**Exercise objective**
For every line in the data below that contains "Vazão", copy the line.

**Dataset**
- - - - - - -

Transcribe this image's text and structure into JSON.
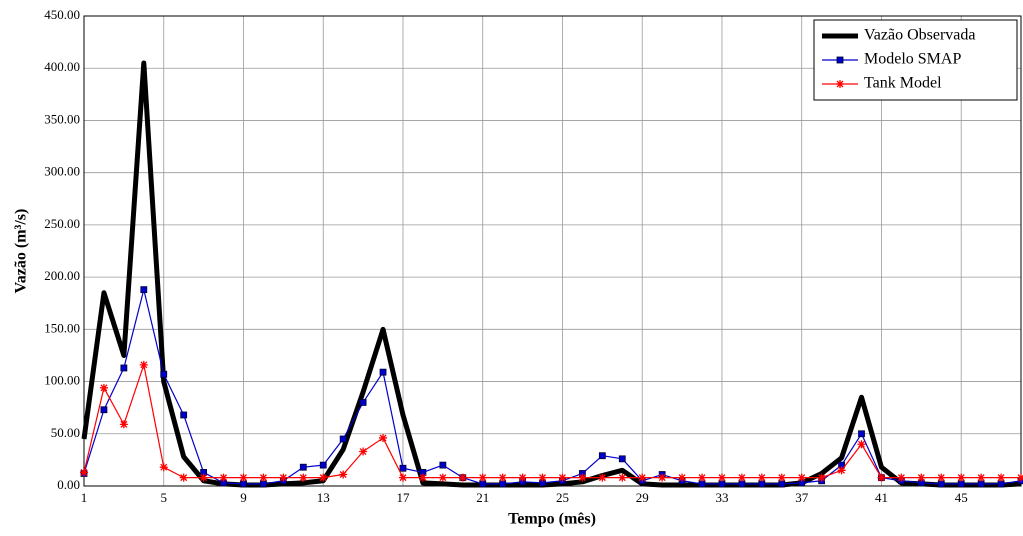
{
  "chart_data": {
    "type": "line",
    "x_label": "Tempo (mês)",
    "y_label": "Vazão (m³/s)",
    "x": [
      1,
      2,
      3,
      4,
      5,
      6,
      7,
      8,
      9,
      10,
      11,
      12,
      13,
      14,
      15,
      16,
      17,
      18,
      19,
      20,
      21,
      22,
      23,
      24,
      25,
      26,
      27,
      28,
      29,
      30,
      31,
      32,
      33,
      34,
      35,
      36,
      37,
      38,
      39,
      40,
      41,
      42,
      43,
      44,
      45,
      46,
      47,
      48
    ],
    "xlim": [
      1,
      48
    ],
    "xticks": [
      1,
      5,
      9,
      13,
      17,
      21,
      25,
      29,
      33,
      37,
      41,
      45
    ],
    "ylim": [
      0,
      450
    ],
    "yticks": [
      {
        "value": 0,
        "label": "0.00"
      },
      {
        "value": 50,
        "label": "50.00"
      },
      {
        "value": 100,
        "label": "100.00"
      },
      {
        "value": 150,
        "label": "150.00"
      },
      {
        "value": 200,
        "label": "200.00"
      },
      {
        "value": 250,
        "label": "250.00"
      },
      {
        "value": 300,
        "label": "300.00"
      },
      {
        "value": 350,
        "label": "350.00"
      },
      {
        "value": 400,
        "label": "400.00"
      },
      {
        "value": 450,
        "label": "450.00"
      }
    ],
    "grid": true,
    "legend": "upper right",
    "series": [
      {
        "name": "Vazão Observada",
        "color": "#000000",
        "line_width": 5,
        "marker": "none",
        "values": [
          45,
          185,
          125,
          405,
          100,
          28,
          5,
          2,
          1,
          1,
          2,
          3,
          5,
          35,
          90,
          150,
          68,
          3,
          2,
          1,
          1,
          1,
          1,
          1,
          2,
          4,
          10,
          15,
          2,
          1,
          1,
          1,
          1,
          1,
          1,
          1,
          3,
          12,
          27,
          85,
          18,
          3,
          2,
          1,
          1,
          1,
          1,
          2
        ]
      },
      {
        "name": "Modelo SMAP",
        "color": "#0000cc",
        "line_width": 1.2,
        "marker": "square",
        "values": [
          12,
          73,
          113,
          188,
          107,
          68,
          13,
          3,
          2,
          2,
          5,
          18,
          20,
          45,
          80,
          109,
          17,
          13,
          20,
          8,
          2,
          2,
          4,
          3,
          5,
          12,
          29,
          26,
          5,
          11,
          5,
          2,
          2,
          2,
          2,
          2,
          3,
          5,
          20,
          50,
          8,
          5,
          3,
          2,
          2,
          2,
          2,
          5
        ]
      },
      {
        "name": "Tank Model",
        "color": "#ff0000",
        "line_width": 1.2,
        "marker": "asterisk",
        "values": [
          13,
          94,
          59,
          116,
          18,
          8,
          8,
          8,
          8,
          8,
          8,
          8,
          8,
          11,
          33,
          46,
          8,
          8,
          8,
          8,
          8,
          8,
          8,
          8,
          8,
          8,
          8,
          8,
          8,
          8,
          8,
          8,
          8,
          8,
          8,
          8,
          8,
          8,
          15,
          40,
          8,
          8,
          8,
          8,
          8,
          8,
          8,
          8
        ]
      }
    ]
  }
}
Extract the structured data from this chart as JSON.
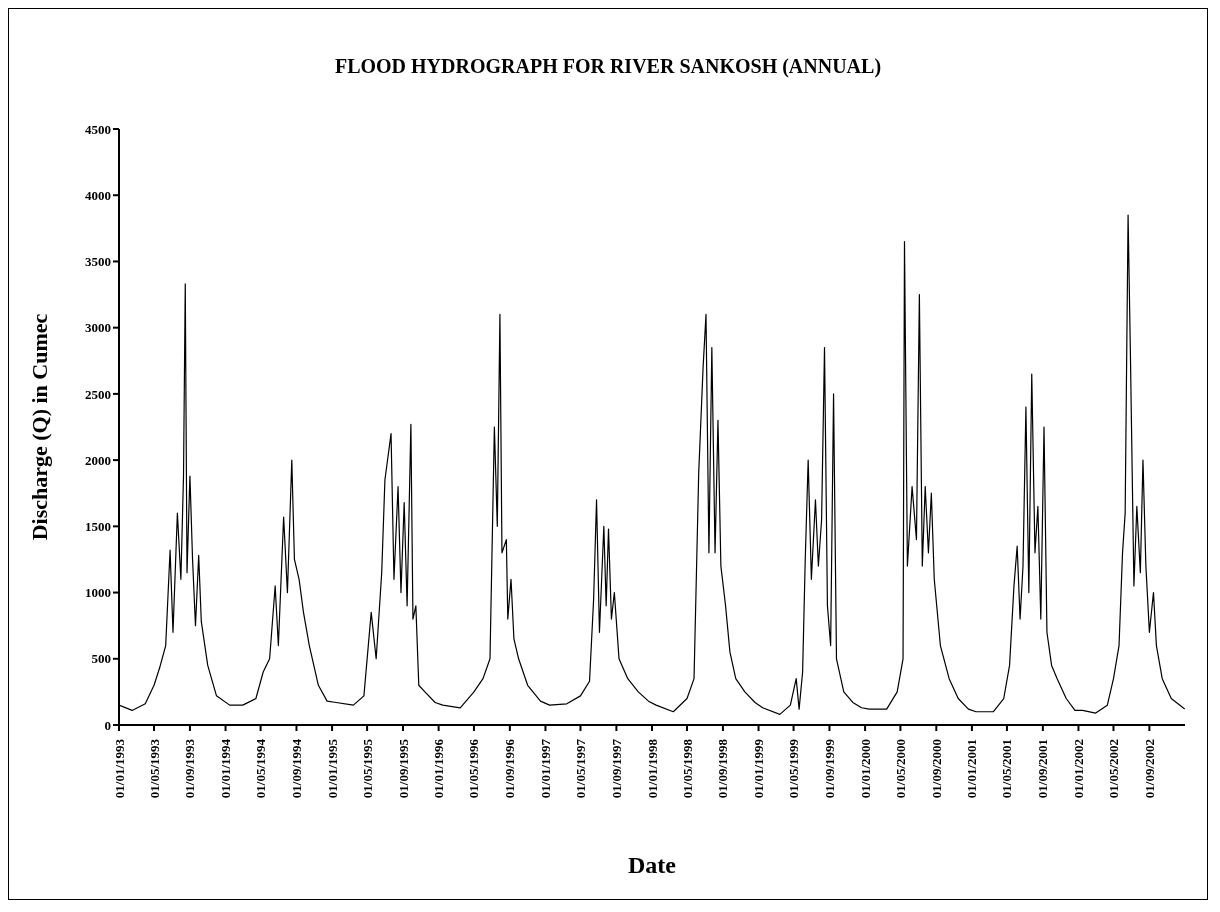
{
  "chart_data": {
    "type": "line",
    "title": "FLOOD HYDROGRAPH FOR RIVER SANKOSH (ANNUAL)",
    "xlabel": "Date",
    "ylabel": "Discharge (Q) in Cumec",
    "x": [
      "1993-01-01",
      "1993-02-15",
      "1993-04-01",
      "1993-05-01",
      "1993-05-20",
      "1993-06-10",
      "1993-06-25",
      "1993-07-05",
      "1993-07-20",
      "1993-08-01",
      "1993-08-10",
      "1993-08-16",
      "1993-08-22",
      "1993-09-01",
      "1993-09-10",
      "1993-09-20",
      "1993-10-01",
      "1993-10-10",
      "1993-11-01",
      "1993-12-01",
      "1994-01-15",
      "1994-03-01",
      "1994-04-15",
      "1994-05-10",
      "1994-06-01",
      "1994-06-20",
      "1994-07-01",
      "1994-07-19",
      "1994-08-01",
      "1994-08-16",
      "1994-08-25",
      "1994-09-10",
      "1994-09-25",
      "1994-10-15",
      "1994-11-15",
      "1994-12-15",
      "1995-01-15",
      "1995-03-15",
      "1995-04-20",
      "1995-05-15",
      "1995-06-01",
      "1995-06-20",
      "1995-07-01",
      "1995-07-22",
      "1995-08-01",
      "1995-08-15",
      "1995-08-25",
      "1995-09-05",
      "1995-09-15",
      "1995-09-28",
      "1995-10-05",
      "1995-10-15",
      "1995-10-25",
      "1995-11-15",
      "1995-12-20",
      "1996-01-15",
      "1996-03-15",
      "1996-05-01",
      "1996-06-01",
      "1996-06-25",
      "1996-07-10",
      "1996-07-20",
      "1996-07-29",
      "1996-08-05",
      "1996-08-20",
      "1996-08-25",
      "1996-09-05",
      "1996-09-15",
      "1996-10-01",
      "1996-11-01",
      "1996-12-15",
      "1997-01-15",
      "1997-03-15",
      "1997-05-01",
      "1997-06-01",
      "1997-06-15",
      "1997-06-25",
      "1997-07-05",
      "1997-07-20",
      "1997-07-28",
      "1997-08-05",
      "1997-08-15",
      "1997-08-25",
      "1997-09-10",
      "1997-10-10",
      "1997-11-15",
      "1997-12-20",
      "1998-01-15",
      "1998-03-15",
      "1998-05-01",
      "1998-05-25",
      "1998-06-10",
      "1998-06-25",
      "1998-07-05",
      "1998-07-15",
      "1998-07-25",
      "1998-08-05",
      "1998-08-15",
      "1998-08-25",
      "1998-09-10",
      "1998-09-25",
      "1998-10-15",
      "1998-11-15",
      "1998-12-20",
      "1999-01-15",
      "1999-03-15",
      "1999-04-20",
      "1999-05-10",
      "1999-05-20",
      "1999-06-01",
      "1999-06-10",
      "1999-06-20",
      "1999-07-01",
      "1999-07-15",
      "1999-07-25",
      "1999-08-05",
      "1999-08-15",
      "1999-08-25",
      "1999-09-05",
      "1999-09-15",
      "1999-09-25",
      "1999-10-20",
      "1999-11-20",
      "1999-12-20",
      "2000-01-15",
      "2000-03-15",
      "2000-04-20",
      "2000-05-10",
      "2000-05-15",
      "2000-05-25",
      "2000-06-10",
      "2000-06-25",
      "2000-07-05",
      "2000-07-15",
      "2000-07-25",
      "2000-08-05",
      "2000-08-15",
      "2000-08-25",
      "2000-09-15",
      "2000-10-15",
      "2000-11-15",
      "2000-12-20",
      "2001-01-15",
      "2001-03-15",
      "2001-04-20",
      "2001-05-10",
      "2001-05-25",
      "2001-06-05",
      "2001-06-15",
      "2001-06-25",
      "2001-07-05",
      "2001-07-15",
      "2001-07-25",
      "2001-08-05",
      "2001-08-15",
      "2001-08-25",
      "2001-09-05",
      "2001-09-15",
      "2001-10-01",
      "2001-10-20",
      "2001-11-20",
      "2001-12-20",
      "2002-01-15",
      "2002-03-01",
      "2002-04-10",
      "2002-05-01",
      "2002-05-20",
      "2002-06-01",
      "2002-06-10",
      "2002-06-20",
      "2002-06-28",
      "2002-07-10",
      "2002-07-20",
      "2002-08-01",
      "2002-08-10",
      "2002-08-20",
      "2002-09-01",
      "2002-09-15",
      "2002-09-25",
      "2002-10-15",
      "2002-11-15",
      "2002-12-31"
    ],
    "series": [
      {
        "color": "#000000",
        "values": [
          150,
          110,
          160,
          300,
          430,
          600,
          1320,
          700,
          1600,
          1100,
          1880,
          3330,
          1150,
          1880,
          1250,
          750,
          1280,
          780,
          450,
          220,
          150,
          150,
          200,
          400,
          500,
          1050,
          600,
          1570,
          1000,
          2000,
          1250,
          1100,
          850,
          600,
          300,
          180,
          170,
          150,
          220,
          850,
          500,
          1150,
          1850,
          2200,
          1100,
          1800,
          1000,
          1680,
          900,
          2270,
          800,
          900,
          300,
          250,
          170,
          150,
          130,
          250,
          350,
          500,
          2250,
          1500,
          3100,
          1300,
          1400,
          800,
          1100,
          650,
          500,
          300,
          180,
          150,
          160,
          220,
          330,
          950,
          1700,
          700,
          1500,
          900,
          1480,
          800,
          1000,
          500,
          350,
          250,
          180,
          150,
          100,
          200,
          350,
          1900,
          2700,
          3100,
          1300,
          2850,
          1300,
          2300,
          1200,
          900,
          550,
          350,
          250,
          170,
          130,
          80,
          150,
          350,
          120,
          400,
          1250,
          2000,
          1100,
          1700,
          1200,
          1550,
          2850,
          900,
          600,
          2500,
          500,
          250,
          170,
          130,
          120,
          120,
          250,
          500,
          3650,
          1200,
          1800,
          1400,
          3250,
          1200,
          1800,
          1300,
          1750,
          1100,
          600,
          350,
          200,
          120,
          100,
          100,
          200,
          450,
          1050,
          1350,
          800,
          1200,
          2400,
          1000,
          2650,
          1300,
          1650,
          800,
          2250,
          700,
          450,
          350,
          200,
          110,
          110,
          90,
          150,
          350,
          600,
          1300,
          1600,
          3850,
          2800,
          1050,
          1650,
          1150,
          2000,
          1200,
          700,
          1000,
          600,
          350,
          200,
          120
        ]
      }
    ],
    "xlim": [
      "1993-01-01",
      "2003-01-01"
    ],
    "xticks": [
      {
        "value": "1993-01-01",
        "label": "01/01/1993"
      },
      {
        "value": "1993-05-01",
        "label": "01/05/1993"
      },
      {
        "value": "1993-09-01",
        "label": "01/09/1993"
      },
      {
        "value": "1994-01-01",
        "label": "01/01/1994"
      },
      {
        "value": "1994-05-01",
        "label": "01/05/1994"
      },
      {
        "value": "1994-09-01",
        "label": "01/09/1994"
      },
      {
        "value": "1995-01-01",
        "label": "01/01/1995"
      },
      {
        "value": "1995-05-01",
        "label": "01/05/1995"
      },
      {
        "value": "1995-09-01",
        "label": "01/09/1995"
      },
      {
        "value": "1996-01-01",
        "label": "01/01/1996"
      },
      {
        "value": "1996-05-01",
        "label": "01/05/1996"
      },
      {
        "value": "1996-09-01",
        "label": "01/09/1996"
      },
      {
        "value": "1997-01-01",
        "label": "01/01/1997"
      },
      {
        "value": "1997-05-01",
        "label": "01/05/1997"
      },
      {
        "value": "1997-09-01",
        "label": "01/09/1997"
      },
      {
        "value": "1998-01-01",
        "label": "01/01/1998"
      },
      {
        "value": "1998-05-01",
        "label": "01/05/1998"
      },
      {
        "value": "1998-09-01",
        "label": "01/09/1998"
      },
      {
        "value": "1999-01-01",
        "label": "01/01/1999"
      },
      {
        "value": "1999-05-01",
        "label": "01/05/1999"
      },
      {
        "value": "1999-09-01",
        "label": "01/09/1999"
      },
      {
        "value": "2000-01-01",
        "label": "01/01/2000"
      },
      {
        "value": "2000-05-01",
        "label": "01/05/2000"
      },
      {
        "value": "2000-09-01",
        "label": "01/09/2000"
      },
      {
        "value": "2001-01-01",
        "label": "01/01/2001"
      },
      {
        "value": "2001-05-01",
        "label": "01/05/2001"
      },
      {
        "value": "2001-09-01",
        "label": "01/09/2001"
      },
      {
        "value": "2002-01-01",
        "label": "01/01/2002"
      },
      {
        "value": "2002-05-01",
        "label": "01/05/2002"
      },
      {
        "value": "2002-09-01",
        "label": "01/09/2002"
      }
    ],
    "ylim": [
      0,
      4500
    ],
    "yticks": [
      0,
      500,
      1000,
      1500,
      2000,
      2500,
      3000,
      3500,
      4000,
      4500
    ],
    "grid": false,
    "legend": false,
    "marker": "none",
    "line_style": "solid"
  }
}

- - - - - - -

**Task response**
    "y_label": "Vazão (m³/s)",
        "name": "Vazão Observada",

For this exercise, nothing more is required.